┌──

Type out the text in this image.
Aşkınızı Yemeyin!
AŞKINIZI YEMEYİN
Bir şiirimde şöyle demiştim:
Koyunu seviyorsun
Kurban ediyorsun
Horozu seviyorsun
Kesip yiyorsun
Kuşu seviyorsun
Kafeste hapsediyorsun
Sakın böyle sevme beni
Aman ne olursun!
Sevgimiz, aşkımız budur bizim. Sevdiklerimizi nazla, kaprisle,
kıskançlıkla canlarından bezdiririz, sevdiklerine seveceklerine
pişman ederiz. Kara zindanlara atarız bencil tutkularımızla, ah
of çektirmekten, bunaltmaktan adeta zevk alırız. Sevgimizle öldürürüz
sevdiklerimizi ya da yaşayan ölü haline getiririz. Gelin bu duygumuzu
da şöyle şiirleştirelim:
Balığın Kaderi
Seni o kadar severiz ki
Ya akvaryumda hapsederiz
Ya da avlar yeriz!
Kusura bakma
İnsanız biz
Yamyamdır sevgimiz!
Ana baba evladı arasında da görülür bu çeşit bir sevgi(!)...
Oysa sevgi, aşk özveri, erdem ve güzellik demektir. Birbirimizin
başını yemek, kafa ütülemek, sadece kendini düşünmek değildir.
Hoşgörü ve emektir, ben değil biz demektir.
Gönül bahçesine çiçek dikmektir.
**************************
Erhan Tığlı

└──

**What you need to do:**
Every record above must be duplicated exactly.

**Answer to this task:**
Type out the text in this image.
Aşkınızı Yemeyin!
AŞKINIZI YEMEYİN
Bir şiirimde şöyle demiştim:
Koyunu seviyorsun
Kurban ediyorsun
Horozu seviyorsun
Kesip yiyorsun
Kuşu seviyorsun
Kafeste hapsediyorsun
Sakın böyle sevme beni
Aman ne olursun!
Sevgimiz, aşkımız budur bizim. Sevdiklerimizi nazla, kaprisle,
kıskançlıkla canlarından bezdiririz, sevdiklerine seveceklerine
pişman ederiz. Kara zindanlara atarız bencil tutkularımızla, ah
of çektirmekten, bunaltmaktan adeta zevk alırız. Sevgimizle öldürürüz
sevdiklerimizi ya da yaşayan ölü haline getiririz. Gelin bu duygumuzu
da şöyle şiirleştirelim:
Balığın Kaderi
Seni o kadar severiz ki
Ya akvaryumda hapsederiz
Ya da avlar yeriz!
Kusura bakma
İnsanız biz
Yamyamdır sevgimiz!
Ana baba evladı arasında da görülür bu çeşit bir sevgi(!)...
Oysa sevgi, aşk özveri, erdem ve güzellik demektir. Birbirimizin
başını yemek, kafa ütülemek, sadece kendini düşünmek değildir.
Hoşgörü ve emektir, ben değil biz demektir.
Gönül bahçesine çiçek dikmektir.
**************************
Erhan Tığlı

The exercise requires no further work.